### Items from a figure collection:

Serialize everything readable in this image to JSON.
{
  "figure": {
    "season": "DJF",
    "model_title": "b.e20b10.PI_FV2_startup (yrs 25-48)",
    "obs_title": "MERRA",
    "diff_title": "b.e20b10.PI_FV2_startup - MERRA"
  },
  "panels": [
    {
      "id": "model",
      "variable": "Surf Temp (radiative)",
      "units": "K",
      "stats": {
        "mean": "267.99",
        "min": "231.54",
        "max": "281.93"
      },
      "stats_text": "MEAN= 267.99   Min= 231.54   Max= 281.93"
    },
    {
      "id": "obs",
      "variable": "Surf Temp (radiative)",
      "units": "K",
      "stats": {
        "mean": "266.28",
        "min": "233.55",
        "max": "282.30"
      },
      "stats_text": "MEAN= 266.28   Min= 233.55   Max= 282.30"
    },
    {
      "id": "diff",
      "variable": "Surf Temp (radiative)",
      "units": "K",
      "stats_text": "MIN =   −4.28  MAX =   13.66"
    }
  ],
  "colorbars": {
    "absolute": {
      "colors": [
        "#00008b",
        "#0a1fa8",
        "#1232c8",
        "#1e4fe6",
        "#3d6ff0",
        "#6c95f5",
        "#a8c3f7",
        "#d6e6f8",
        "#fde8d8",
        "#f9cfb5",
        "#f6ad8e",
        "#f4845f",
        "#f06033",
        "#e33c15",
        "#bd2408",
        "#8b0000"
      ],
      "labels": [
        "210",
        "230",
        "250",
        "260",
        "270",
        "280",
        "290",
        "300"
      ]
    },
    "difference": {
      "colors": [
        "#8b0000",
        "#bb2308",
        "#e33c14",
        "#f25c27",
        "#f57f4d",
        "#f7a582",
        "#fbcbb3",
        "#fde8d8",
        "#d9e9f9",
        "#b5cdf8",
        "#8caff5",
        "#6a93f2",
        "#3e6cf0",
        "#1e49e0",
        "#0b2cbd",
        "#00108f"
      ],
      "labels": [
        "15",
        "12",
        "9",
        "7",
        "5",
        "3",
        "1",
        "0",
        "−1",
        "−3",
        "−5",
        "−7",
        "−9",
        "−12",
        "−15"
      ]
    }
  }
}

### The exercise:
Every entry above needs to be quoted exactly.

### Exercise output:
Serialize everything readable in this image to JSON.
{
  "figure": {
    "season": "DJF",
    "model_title": "b.e20b10.PI_FV2_startup (yrs 25-48)",
    "obs_title": "MERRA",
    "diff_title": "b.e20b10.PI_FV2_startup - MERRA"
  },
  "panels": [
    {
      "id": "model",
      "variable": "Surf Temp (radiative)",
      "units": "K",
      "stats": {
        "mean": "267.99",
        "min": "231.54",
        "max": "281.93"
      },
      "stats_text": "MEAN= 267.99   Min= 231.54   Max= 281.93"
    },
    {
      "id": "obs",
      "variable": "Surf Temp (radiative)",
      "units": "K",
      "stats": {
        "mean": "266.28",
        "min": "233.55",
        "max": "282.30"
      },
      "stats_text": "MEAN= 266.28   Min= 233.55   Max= 282.30"
    },
    {
      "id": "diff",
      "variable": "Surf Temp (radiative)",
      "units": "K",
      "stats_text": "MIN =   −4.28  MAX =   13.66"
    }
  ],
  "colorbars": {
    "absolute": {
      "colors": [
        "#00008b",
        "#0a1fa8",
        "#1232c8",
        "#1e4fe6",
        "#3d6ff0",
        "#6c95f5",
        "#a8c3f7",
        "#d6e6f8",
        "#fde8d8",
        "#f9cfb5",
        "#f6ad8e",
        "#f4845f",
        "#f06033",
        "#e33c15",
        "#bd2408",
        "#8b0000"
      ],
      "labels": [
        "210",
        "230",
        "250",
        "260",
        "270",
        "280",
        "290",
        "300"
      ]
    },
    "difference": {
      "colors": [
        "#8b0000",
        "#bb2308",
        "#e33c14",
        "#f25c27",
        "#f57f4d",
        "#f7a582",
        "#fbcbb3",
        "#fde8d8",
        "#d9e9f9",
        "#b5cdf8",
        "#8caff5",
        "#6a93f2",
        "#3e6cf0",
        "#1e49e0",
        "#0b2cbd",
        "#00108f"
      ],
      "labels": [
        "15",
        "12",
        "9",
        "7",
        "5",
        "3",
        "1",
        "0",
        "−1",
        "−3",
        "−5",
        "−7",
        "−9",
        "−12",
        "−15"
      ]
    }
  }
}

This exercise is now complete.